_Instructions to follow_.
Return each line of the data below verbatim; pictures are to be left out.

_Provided data_.
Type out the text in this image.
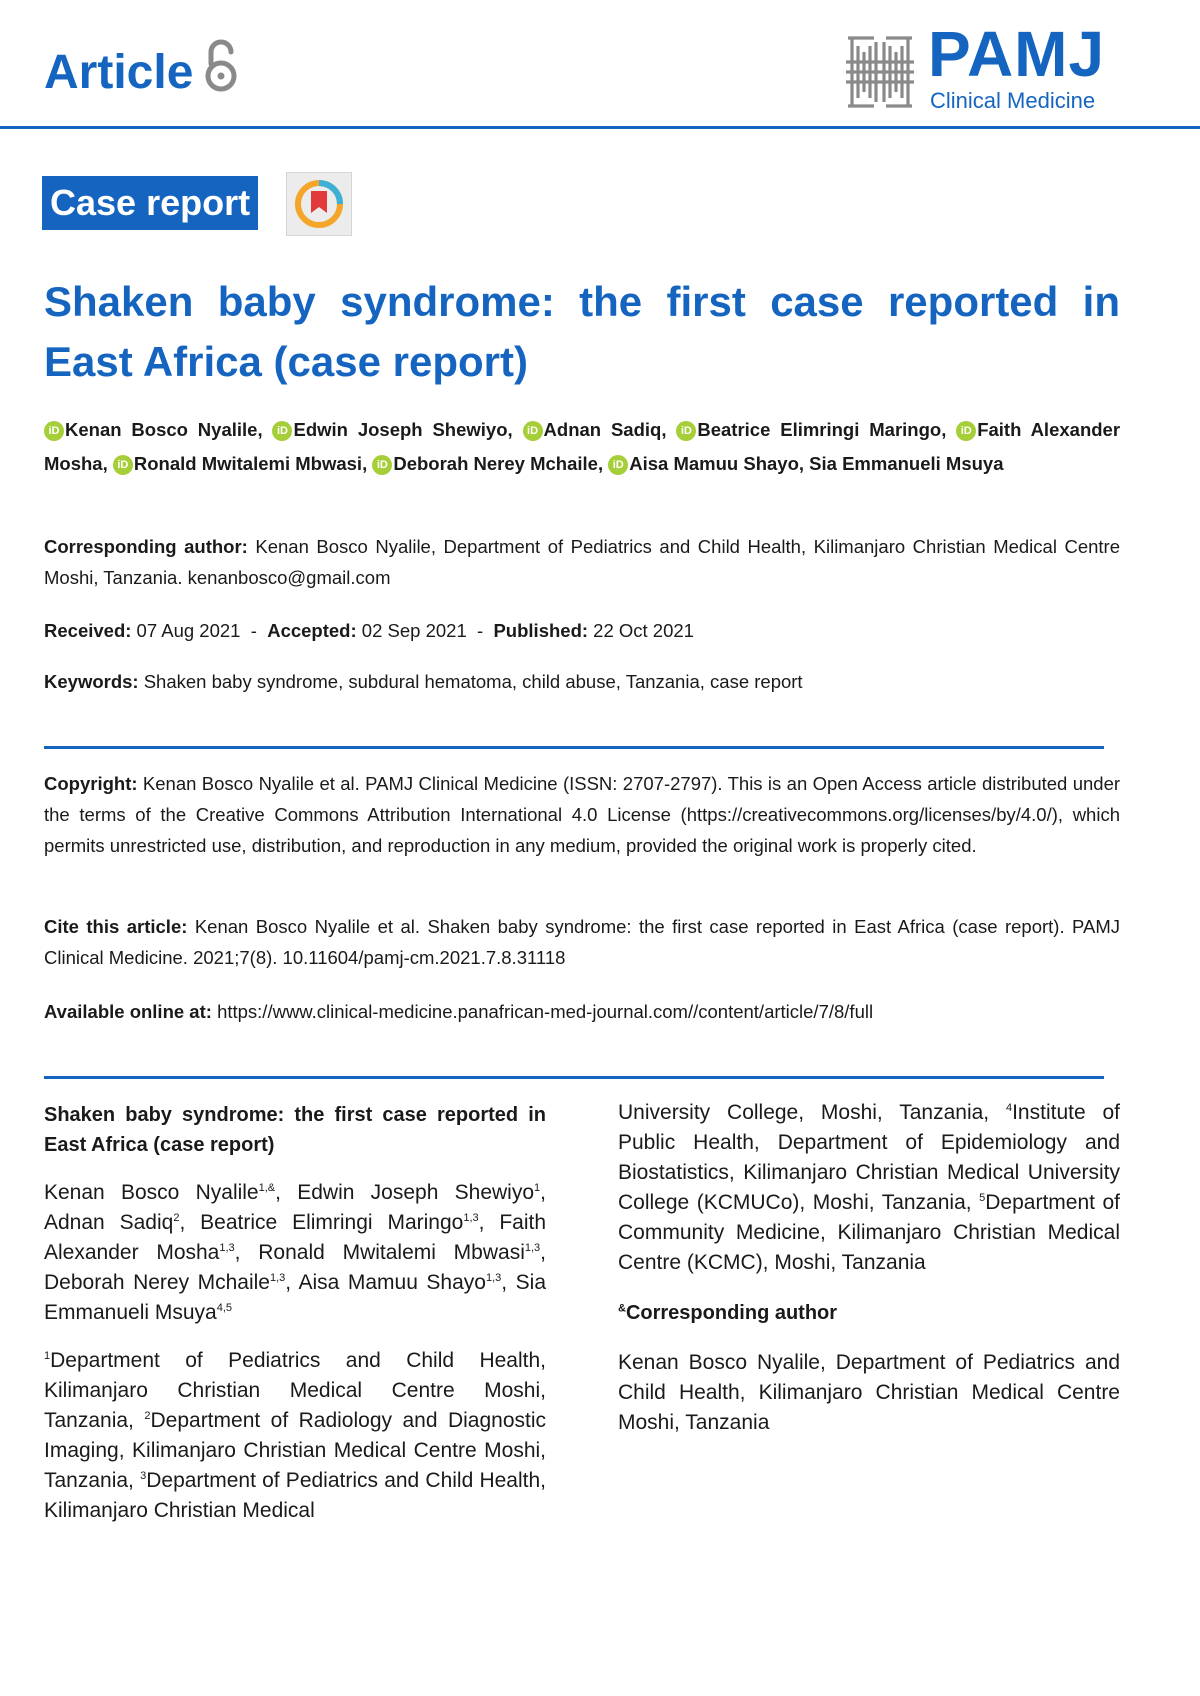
Article	PAMJ
Clinical Medicine
Case report
Shaken baby syndrome: the first case reported in East Africa (case report)
iD Kenan Bosco Nyalile, iD Edwin Joseph Shewiyo, iD Adnan Sadiq, iD Beatrice Elimringi Maringo, iD Faith Alexander Mosha, iD Ronald Mwitalemi Mbwasi, iD Deborah Nerey Mchaile, iD Aisa Mamuu Shayo, Sia Emmanueli Msuya
Corresponding author: Kenan Bosco Nyalile, Department of Pediatrics and Child Health, Kilimanjaro Christian Medical Centre Moshi, Tanzania. kenanbosco@gmail.com
Received: 07 Aug 2021  -  Accepted: 02 Sep 2021  -  Published: 22 Oct 2021
Keywords: Shaken baby syndrome, subdural hematoma, child abuse, Tanzania, case report
Copyright: Kenan Bosco Nyalile et al. PAMJ Clinical Medicine (ISSN: 2707-2797). This is an Open Access article distributed under the terms of the Creative Commons Attribution International 4.0 License (https://creativecommons.org/licenses/by/4.0/), which permits unrestricted use, distribution, and reproduction in any medium, provided the original work is properly cited.
Cite this article: Kenan Bosco Nyalile et al. Shaken baby syndrome: the first case reported in East Africa (case report). PAMJ Clinical Medicine. 2021;7(8). 10.11604/pamj-cm.2021.7.8.31118
Available online at: https://www.clinical-medicine.panafrican-med-journal.com//content/article/7/8/full

Shaken baby syndrome: the first case reported in East Africa (case report)

Kenan Bosco Nyalile$^{1,\&}$, Edwin Joseph Shewiyo$^1$, Adnan Sadiq$^2$, Beatrice Elimringi Maringo$^{1,3}$, Faith Alexander Mosha$^{1,3}$, Ronald Mwitalemi Mbwasi$^{1,3}$, Deborah Nerey Mchaile$^{1,3}$, Aisa Mamuu Shayo$^{1,3}$, Sia Emmanueli Msuya$^{4,5}$

$^1$Department of Pediatrics and Child Health, Kilimanjaro Christian Medical Centre Moshi, Tanzania, $^2$Department of Radiology and Diagnostic Imaging, Kilimanjaro Christian Medical Centre Moshi, Tanzania, $^3$Department of Pediatrics and Child Health, Kilimanjaro Christian Medical

University College, Moshi, Tanzania, $^4$Institute of Public Health, Department of Epidemiology and Biostatistics, Kilimanjaro Christian Medical University College (KCMUCo), Moshi, Tanzania, $^5$Department of Community Medicine, Kilimanjaro Christian Medical Centre (KCMC), Moshi, Tanzania

&Corresponding author

Kenan Bosco Nyalile, Department of Pediatrics and Child Health, Kilimanjaro Christian Medical Centre Moshi, Tanzania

_Response_.
Type out the text in this image.
Article	PAMJ
Clinical Medicine
Case report
Shaken baby syndrome: the first case reported in East Africa (case report)
iD Kenan Bosco Nyalile, iD Edwin Joseph Shewiyo, iD Adnan Sadiq, iD Beatrice Elimringi Maringo, iD Faith Alexander Mosha, iD Ronald Mwitalemi Mbwasi, iD Deborah Nerey Mchaile, iD Aisa Mamuu Shayo, Sia Emmanueli Msuya
Corresponding author: Kenan Bosco Nyalile, Department of Pediatrics and Child Health, Kilimanjaro Christian Medical Centre Moshi, Tanzania. kenanbosco@gmail.com
Received: 07 Aug 2021  -  Accepted: 02 Sep 2021  -  Published: 22 Oct 2021
Keywords: Shaken baby syndrome, subdural hematoma, child abuse, Tanzania, case report
Copyright: Kenan Bosco Nyalile et al. PAMJ Clinical Medicine (ISSN: 2707-2797). This is an Open Access article distributed under the terms of the Creative Commons Attribution International 4.0 License (https://creativecommons.org/licenses/by/4.0/), which permits unrestricted use, distribution, and reproduction in any medium, provided the original work is properly cited.
Cite this article: Kenan Bosco Nyalile et al. Shaken baby syndrome: the first case reported in East Africa (case report). PAMJ Clinical Medicine. 2021;7(8). 10.11604/pamj-cm.2021.7.8.31118
Available online at: https://www.clinical-medicine.panafrican-med-journal.com//content/article/7/8/full

Shaken baby syndrome: the first case reported in East Africa (case report)

Kenan Bosco Nyalile$^{1,\&}$, Edwin Joseph Shewiyo$^1$, Adnan Sadiq$^2$, Beatrice Elimringi Maringo$^{1,3}$, Faith Alexander Mosha$^{1,3}$, Ronald Mwitalemi Mbwasi$^{1,3}$, Deborah Nerey Mchaile$^{1,3}$, Aisa Mamuu Shayo$^{1,3}$, Sia Emmanueli Msuya$^{4,5}$

$^1$Department of Pediatrics and Child Health, Kilimanjaro Christian Medical Centre Moshi, Tanzania, $^2$Department of Radiology and Diagnostic Imaging, Kilimanjaro Christian Medical Centre Moshi, Tanzania, $^3$Department of Pediatrics and Child Health, Kilimanjaro Christian Medical

University College, Moshi, Tanzania, $^4$Institute of Public Health, Department of Epidemiology and Biostatistics, Kilimanjaro Christian Medical University College (KCMUCo), Moshi, Tanzania, $^5$Department of Community Medicine, Kilimanjaro Christian Medical Centre (KCMC), Moshi, Tanzania

&Corresponding author

Kenan Bosco Nyalile, Department of Pediatrics and Child Health, Kilimanjaro Christian Medical Centre Moshi, Tanzania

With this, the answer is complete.